======== Input rows ========

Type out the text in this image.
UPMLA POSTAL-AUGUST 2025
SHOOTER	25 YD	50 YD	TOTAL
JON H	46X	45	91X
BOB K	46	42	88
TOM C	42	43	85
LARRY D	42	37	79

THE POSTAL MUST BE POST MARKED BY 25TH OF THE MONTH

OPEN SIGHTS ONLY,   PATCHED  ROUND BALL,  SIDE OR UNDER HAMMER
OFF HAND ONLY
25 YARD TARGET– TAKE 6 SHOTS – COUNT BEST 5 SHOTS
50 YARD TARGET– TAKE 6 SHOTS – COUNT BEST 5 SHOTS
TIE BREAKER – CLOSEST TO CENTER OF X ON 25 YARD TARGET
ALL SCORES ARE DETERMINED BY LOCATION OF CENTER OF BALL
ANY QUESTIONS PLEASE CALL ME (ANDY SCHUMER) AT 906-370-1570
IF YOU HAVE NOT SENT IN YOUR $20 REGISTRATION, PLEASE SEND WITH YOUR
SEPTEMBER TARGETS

========

## Challenge
Set down every line of the listing above again, exactly as given.

## Task solution
Type out the text in this image.
UPMLA POSTAL-AUGUST 2025
SHOOTER	25 YD	50 YD	TOTAL
JON H	46X	45	91X
BOB K	46	42	88
TOM C	42	43	85
LARRY D	42	37	79

THE POSTAL MUST BE POST MARKED BY 25TH OF THE MONTH

OPEN SIGHTS ONLY,   PATCHED  ROUND BALL,  SIDE OR UNDER HAMMER
OFF HAND ONLY
25 YARD TARGET– TAKE 6 SHOTS – COUNT BEST 5 SHOTS
50 YARD TARGET– TAKE 6 SHOTS – COUNT BEST 5 SHOTS
TIE BREAKER – CLOSEST TO CENTER OF X ON 25 YARD TARGET
ALL SCORES ARE DETERMINED BY LOCATION OF CENTER OF BALL
ANY QUESTIONS PLEASE CALL ME (ANDY SCHUMER) AT 906-370-1570
IF YOU HAVE NOT SENT IN YOUR $20 REGISTRATION, PLEASE SEND WITH YOUR
SEPTEMBER TARGETS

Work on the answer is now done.